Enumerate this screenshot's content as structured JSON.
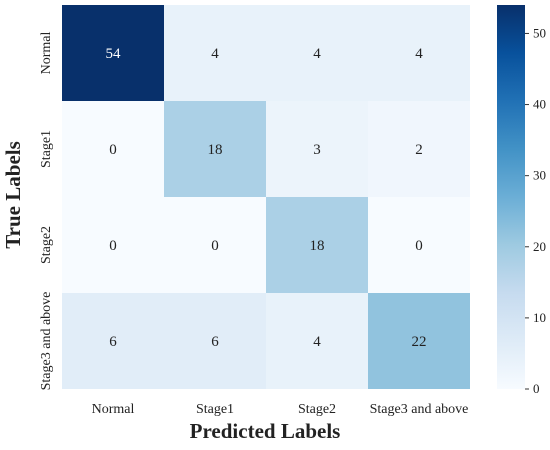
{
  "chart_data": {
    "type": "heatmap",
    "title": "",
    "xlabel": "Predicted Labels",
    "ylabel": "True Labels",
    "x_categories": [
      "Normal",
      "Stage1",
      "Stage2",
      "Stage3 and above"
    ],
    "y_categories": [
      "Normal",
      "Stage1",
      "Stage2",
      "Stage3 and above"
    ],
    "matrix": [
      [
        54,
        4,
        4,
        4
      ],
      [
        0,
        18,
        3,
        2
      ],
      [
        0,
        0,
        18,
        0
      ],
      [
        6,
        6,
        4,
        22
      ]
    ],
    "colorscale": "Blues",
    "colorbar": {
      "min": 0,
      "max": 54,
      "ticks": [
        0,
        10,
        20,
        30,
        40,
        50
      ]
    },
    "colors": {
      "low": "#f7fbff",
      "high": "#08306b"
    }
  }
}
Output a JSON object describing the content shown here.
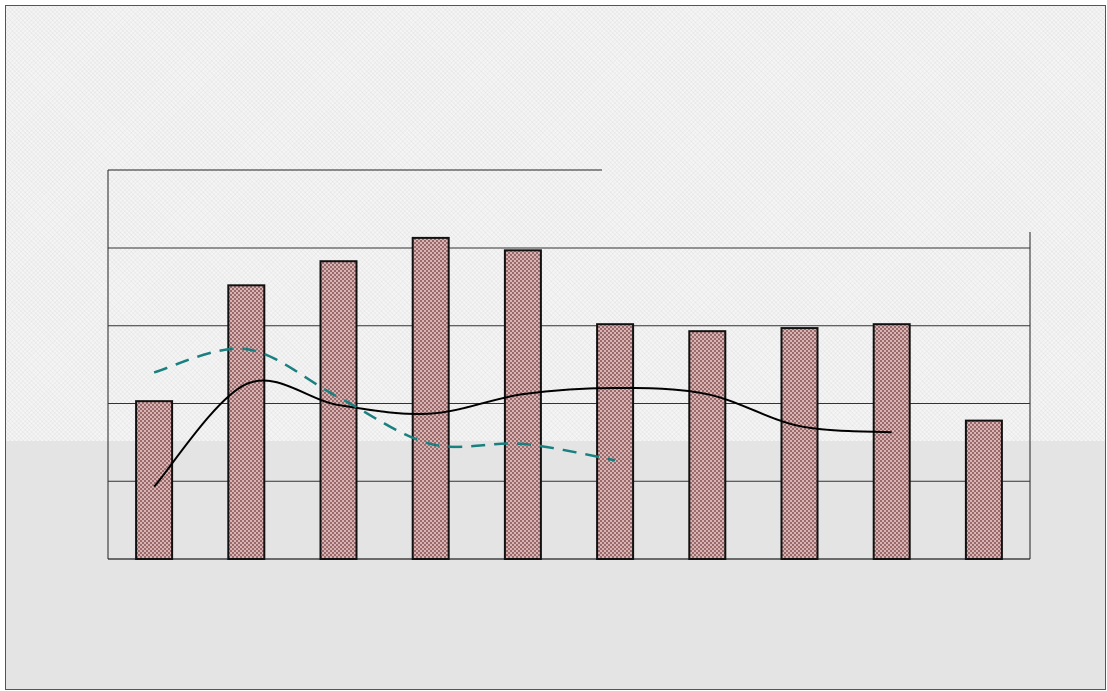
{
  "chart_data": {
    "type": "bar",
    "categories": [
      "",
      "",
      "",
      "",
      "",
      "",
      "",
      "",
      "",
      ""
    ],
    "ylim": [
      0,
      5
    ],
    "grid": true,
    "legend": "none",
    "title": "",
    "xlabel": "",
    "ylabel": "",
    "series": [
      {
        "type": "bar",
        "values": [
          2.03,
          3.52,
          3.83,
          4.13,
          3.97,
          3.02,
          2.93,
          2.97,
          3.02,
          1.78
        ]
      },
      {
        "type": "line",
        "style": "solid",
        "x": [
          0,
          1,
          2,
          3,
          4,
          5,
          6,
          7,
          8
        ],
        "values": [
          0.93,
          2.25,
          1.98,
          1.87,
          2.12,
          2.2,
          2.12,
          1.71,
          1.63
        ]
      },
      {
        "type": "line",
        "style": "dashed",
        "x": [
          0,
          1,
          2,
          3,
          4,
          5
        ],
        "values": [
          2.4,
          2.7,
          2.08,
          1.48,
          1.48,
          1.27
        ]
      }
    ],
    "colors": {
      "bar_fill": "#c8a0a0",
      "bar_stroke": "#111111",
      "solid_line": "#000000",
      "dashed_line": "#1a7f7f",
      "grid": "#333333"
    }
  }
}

[TASK OBJECTIVE]: Repeat the records in full, exactly as they appear, without the pictures.

[COMPLETE ANSWER]:
Enumerate this screenshot's content as structured JSON.
{
  "chart_data": {
    "type": "heatmap",
    "title": "",
    "xlabel": "Predicted Labels",
    "ylabel": "True Labels",
    "x_categories": [
      "Normal",
      "Stage1",
      "Stage2",
      "Stage3 and above"
    ],
    "y_categories": [
      "Normal",
      "Stage1",
      "Stage2",
      "Stage3 and above"
    ],
    "matrix": [
      [
        54,
        4,
        4,
        4
      ],
      [
        0,
        18,
        3,
        2
      ],
      [
        0,
        0,
        18,
        0
      ],
      [
        6,
        6,
        4,
        22
      ]
    ],
    "colorscale": "Blues",
    "colorbar": {
      "min": 0,
      "max": 54,
      "ticks": [
        0,
        10,
        20,
        30,
        40,
        50
      ]
    },
    "colors": {
      "low": "#f7fbff",
      "high": "#08306b"
    }
  }
}
Output a JSON object describing the content shown here.
{
  "chart_data": {
    "type": "bar",
    "categories": [
      "",
      "",
      "",
      "",
      "",
      "",
      "",
      "",
      "",
      ""
    ],
    "ylim": [
      0,
      5
    ],
    "grid": true,
    "legend": "none",
    "title": "",
    "xlabel": "",
    "ylabel": "",
    "series": [
      {
        "type": "bar",
        "values": [
          2.03,
          3.52,
          3.83,
          4.13,
          3.97,
          3.02,
          2.93,
          2.97,
          3.02,
          1.78
        ]
      },
      {
        "type": "line",
        "style": "solid",
        "x": [
          0,
          1,
          2,
          3,
          4,
          5,
          6,
          7,
          8
        ],
        "values": [
          0.93,
          2.25,
          1.98,
          1.87,
          2.12,
          2.2,
          2.12,
          1.71,
          1.63
        ]
      },
      {
        "type": "line",
        "style": "dashed",
        "x": [
          0,
          1,
          2,
          3,
          4,
          5
        ],
        "values": [
          2.4,
          2.7,
          2.08,
          1.48,
          1.48,
          1.27
        ]
      }
    ],
    "colors": {
      "bar_fill": "#c8a0a0",
      "bar_stroke": "#111111",
      "solid_line": "#000000",
      "dashed_line": "#1a7f7f",
      "grid": "#333333"
    }
  }
}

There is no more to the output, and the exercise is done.